>> Begin
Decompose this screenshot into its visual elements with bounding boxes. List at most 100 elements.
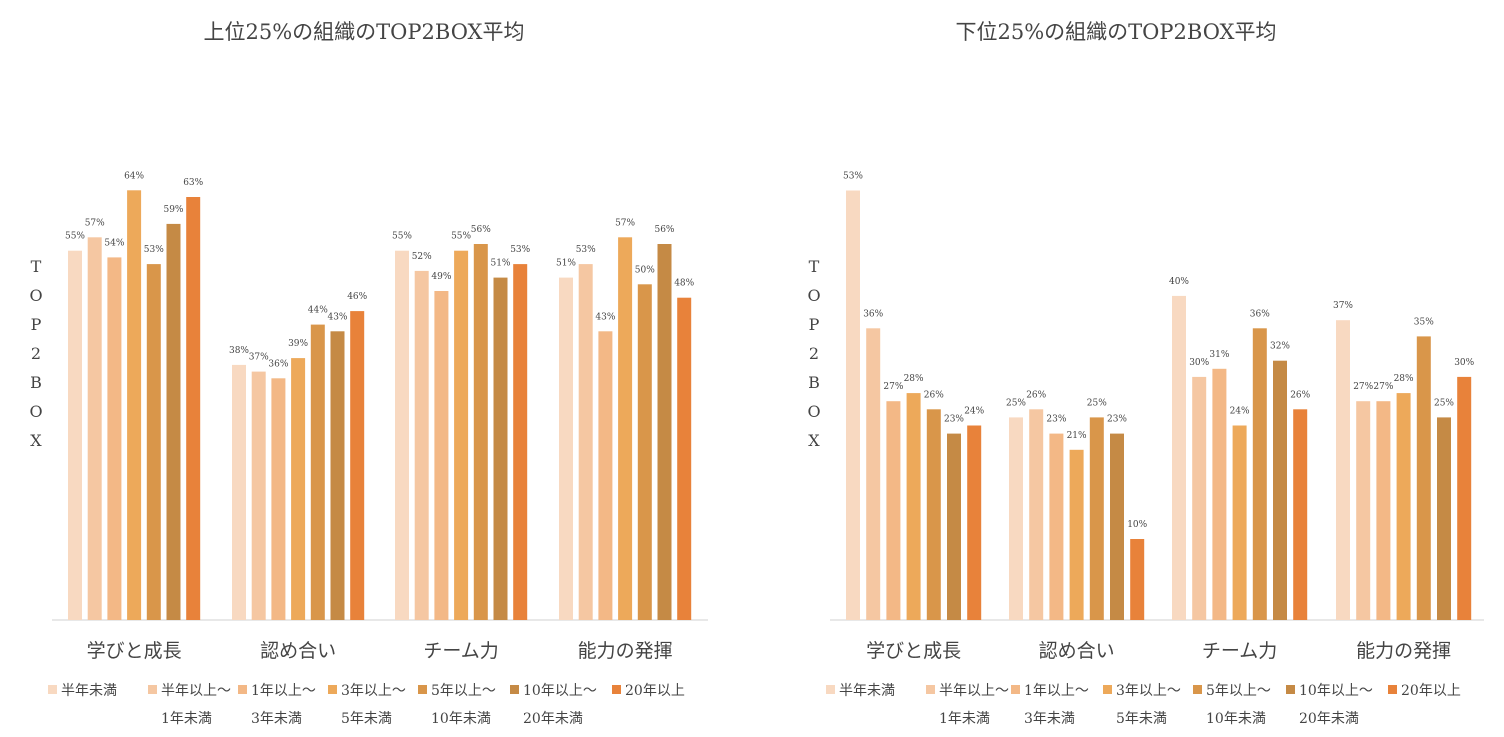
bar-chart-svg: 55%57%54%64%53%59%63%学びと成長38%37%36%39%44… — [52, 171, 708, 662]
legend-label: 半年未満 — [61, 683, 117, 699]
bar — [1273, 360, 1287, 620]
legend-item: 10年以上～ — [1286, 680, 1373, 700]
legend-swatch — [418, 685, 427, 694]
legend-label: 半年以上～ — [939, 683, 1009, 699]
bar — [967, 425, 982, 620]
data-label: 46% — [347, 292, 367, 302]
legend-swatch — [926, 685, 935, 694]
bar — [926, 409, 941, 620]
bar — [107, 257, 122, 620]
data-label: 32% — [1270, 342, 1290, 352]
data-label: 27% — [883, 382, 903, 392]
legend-item: 5年以上～ — [418, 680, 496, 700]
category-tick-label: 能力の発揮 — [578, 640, 673, 662]
bar — [1069, 449, 1084, 620]
legend-swatch — [826, 685, 835, 694]
chart-title: 上位25%の組織のTOP2BOX平均 — [203, 20, 525, 44]
data-label: 57% — [615, 218, 635, 228]
bar — [146, 264, 161, 620]
y-axis-label-char: X — [30, 431, 42, 450]
bar — [1029, 409, 1044, 620]
data-label: 40% — [1169, 277, 1189, 287]
legend-label-line2: 1年未満 — [939, 711, 990, 727]
legend-item: 半年以上～ — [148, 680, 231, 700]
data-label: 55% — [65, 232, 85, 242]
data-label: 28% — [904, 374, 924, 384]
bar — [637, 284, 652, 620]
data-label: 37% — [1333, 301, 1353, 311]
legend-item: 半年未満 — [826, 680, 895, 700]
bar — [559, 277, 573, 620]
data-label: 59% — [163, 205, 183, 215]
legend-label-line2: 5年未満 — [1116, 711, 1167, 727]
y-axis-label-char: T — [30, 257, 42, 276]
legend-swatch — [612, 685, 621, 694]
bar — [1172, 295, 1186, 620]
legend-label: 10年以上～ — [1299, 683, 1373, 699]
bar — [232, 364, 246, 620]
legend-swatch — [1388, 685, 1397, 694]
legend-label-line2: 3年未満 — [1024, 711, 1075, 727]
legend-item: 3年以上～ — [328, 680, 406, 700]
data-label: 23% — [944, 415, 964, 425]
bar — [310, 324, 325, 620]
data-label: 63% — [183, 178, 203, 188]
data-label: 53% — [144, 245, 164, 255]
bar — [657, 244, 672, 620]
bar — [1457, 376, 1472, 620]
data-label: 25% — [1434, 398, 1454, 408]
bar — [68, 250, 82, 620]
data-label: 51% — [490, 259, 510, 269]
bar — [1232, 425, 1247, 620]
category-tick-label: チーム力 — [423, 640, 498, 662]
data-label: 38% — [229, 346, 249, 356]
category-tick-label: 学びと成長 — [866, 640, 961, 662]
data-label: 31% — [1209, 350, 1229, 360]
bar — [271, 378, 286, 620]
bar — [414, 270, 429, 620]
data-label: 64% — [124, 171, 144, 181]
data-label: 26% — [1290, 390, 1310, 400]
y-axis-label-char: B — [808, 373, 820, 392]
legend-item: 5年以上～ — [1193, 680, 1271, 700]
legend-swatch — [1011, 685, 1020, 694]
data-label: 50% — [635, 265, 655, 275]
bar — [578, 264, 593, 620]
data-label: 26% — [924, 390, 944, 400]
bar-chart-svg: 53%36%27%28%26%23%24%学びと成長25%26%23%21%25… — [830, 172, 1484, 662]
y-axis-label-char: T — [808, 257, 820, 276]
bar — [434, 291, 449, 620]
legend-swatch — [510, 685, 519, 694]
bar — [127, 190, 142, 621]
data-label: 25% — [1087, 398, 1107, 408]
legend-label: 半年以上～ — [161, 683, 231, 699]
data-label: 53% — [843, 172, 863, 182]
legend-item: 3年以上～ — [1103, 680, 1181, 700]
bar — [618, 237, 633, 621]
data-label: 35% — [1414, 317, 1434, 327]
legend-label: 1年以上～ — [1024, 683, 1089, 699]
y-axis-label-char: O — [29, 286, 43, 305]
legend-label: 5年以上～ — [431, 683, 496, 699]
data-label: 25% — [1006, 398, 1026, 408]
data-label: 51% — [556, 259, 576, 269]
legend-label: 10年以上～ — [523, 683, 597, 699]
y-axis-label-char: O — [29, 402, 43, 421]
data-label: 52% — [412, 252, 432, 262]
data-label: 24% — [964, 407, 984, 417]
y-axis-label-char: 2 — [30, 344, 42, 363]
legend-label-line2: 20年未満 — [523, 711, 583, 727]
y-axis-label-char: O — [807, 402, 821, 421]
legend-item: 半年未満 — [48, 680, 117, 700]
legend-item: 1年以上～ — [238, 680, 316, 700]
bar — [350, 311, 365, 620]
bar — [395, 250, 409, 620]
data-label: 26% — [1026, 390, 1046, 400]
data-label: 49% — [431, 272, 451, 282]
data-label: 43% — [595, 312, 615, 322]
bar — [1130, 539, 1145, 620]
bar — [87, 237, 102, 621]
>> End
### What you will do:
Can you return all of the lines above unchanged, with the picture left out?

### Expected answer:
Decompose this screenshot into its visual elements with bounding boxes. List at most 100 elements.
bar-chart-svg: 55%57%54%64%53%59%63%学びと成長38%37%36%39%44… — [52, 171, 708, 662]
legend-label: 半年未満 — [61, 683, 117, 699]
bar — [1273, 360, 1287, 620]
legend-item: 10年以上～ — [1286, 680, 1373, 700]
legend-swatch — [418, 685, 427, 694]
legend-label: 半年以上～ — [939, 683, 1009, 699]
bar — [967, 425, 982, 620]
data-label: 46% — [347, 292, 367, 302]
legend-swatch — [926, 685, 935, 694]
bar — [926, 409, 941, 620]
bar — [107, 257, 122, 620]
data-label: 32% — [1270, 342, 1290, 352]
data-label: 27% — [883, 382, 903, 392]
legend-item: 5年以上～ — [418, 680, 496, 700]
category-tick-label: 能力の発揮 — [578, 640, 673, 662]
bar — [1069, 449, 1084, 620]
legend-swatch — [826, 685, 835, 694]
chart-title: 上位25%の組織のTOP2BOX平均 — [203, 20, 525, 44]
data-label: 57% — [615, 218, 635, 228]
bar — [146, 264, 161, 620]
y-axis-label-char: X — [30, 431, 42, 450]
bar — [1029, 409, 1044, 620]
data-label: 40% — [1169, 277, 1189, 287]
legend-label-line2: 1年未満 — [939, 711, 990, 727]
legend-item: 半年以上～ — [148, 680, 231, 700]
data-label: 55% — [65, 232, 85, 242]
data-label: 28% — [904, 374, 924, 384]
bar — [637, 284, 652, 620]
data-label: 37% — [1333, 301, 1353, 311]
legend-item: 半年未満 — [826, 680, 895, 700]
bar — [559, 277, 573, 620]
data-label: 59% — [163, 205, 183, 215]
legend-label-line2: 5年未満 — [1116, 711, 1167, 727]
y-axis-label-char: T — [30, 257, 42, 276]
legend-swatch — [612, 685, 621, 694]
bar — [1172, 295, 1186, 620]
legend-label: 10年以上～ — [1299, 683, 1373, 699]
bar — [232, 364, 246, 620]
legend-swatch — [1388, 685, 1397, 694]
legend-label-line2: 3年未満 — [1024, 711, 1075, 727]
legend-item: 3年以上～ — [328, 680, 406, 700]
data-label: 23% — [944, 415, 964, 425]
bar — [310, 324, 325, 620]
data-label: 63% — [183, 178, 203, 188]
data-label: 53% — [144, 245, 164, 255]
bar — [657, 244, 672, 620]
bar — [1457, 376, 1472, 620]
data-label: 25% — [1434, 398, 1454, 408]
bar — [68, 250, 82, 620]
data-label: 51% — [490, 259, 510, 269]
bar — [1232, 425, 1247, 620]
category-tick-label: チーム力 — [423, 640, 498, 662]
data-label: 38% — [229, 346, 249, 356]
category-tick-label: 学びと成長 — [866, 640, 961, 662]
data-label: 31% — [1209, 350, 1229, 360]
bar — [271, 378, 286, 620]
bar — [414, 270, 429, 620]
data-label: 64% — [124, 171, 144, 181]
data-label: 26% — [1290, 390, 1310, 400]
y-axis-label-char: B — [808, 373, 820, 392]
legend-item: 5年以上～ — [1193, 680, 1271, 700]
legend-swatch — [1011, 685, 1020, 694]
data-label: 50% — [635, 265, 655, 275]
bar — [578, 264, 593, 620]
data-label: 26% — [924, 390, 944, 400]
bar-chart-svg: 53%36%27%28%26%23%24%学びと成長25%26%23%21%25… — [830, 172, 1484, 662]
y-axis-label-char: T — [808, 257, 820, 276]
bar — [434, 291, 449, 620]
legend-swatch — [510, 685, 519, 694]
bar — [127, 190, 142, 621]
data-label: 25% — [1087, 398, 1107, 408]
legend-label: 半年以上～ — [161, 683, 231, 699]
data-label: 53% — [843, 172, 863, 182]
legend-item: 3年以上～ — [1103, 680, 1181, 700]
bar — [618, 237, 633, 621]
data-label: 35% — [1414, 317, 1434, 327]
legend-label: 1年以上～ — [1024, 683, 1089, 699]
y-axis-label-char: O — [29, 286, 43, 305]
legend-label: 5年以上～ — [431, 683, 496, 699]
data-label: 25% — [1006, 398, 1026, 408]
data-label: 51% — [556, 259, 576, 269]
legend-label: 10年以上～ — [523, 683, 597, 699]
y-axis-label-char: O — [29, 402, 43, 421]
data-label: 52% — [412, 252, 432, 262]
data-label: 24% — [964, 407, 984, 417]
y-axis-label-char: 2 — [30, 344, 42, 363]
legend-label-line2: 20年未満 — [523, 711, 583, 727]
y-axis-label-char: O — [807, 402, 821, 421]
legend-item: 半年未満 — [48, 680, 117, 700]
legend-item: 1年以上～ — [238, 680, 316, 700]
bar — [350, 311, 365, 620]
bar — [395, 250, 409, 620]
data-label: 26% — [1026, 390, 1046, 400]
data-label: 49% — [431, 272, 451, 282]
data-label: 43% — [595, 312, 615, 322]
bar — [1130, 539, 1145, 620]
bar — [87, 237, 102, 621]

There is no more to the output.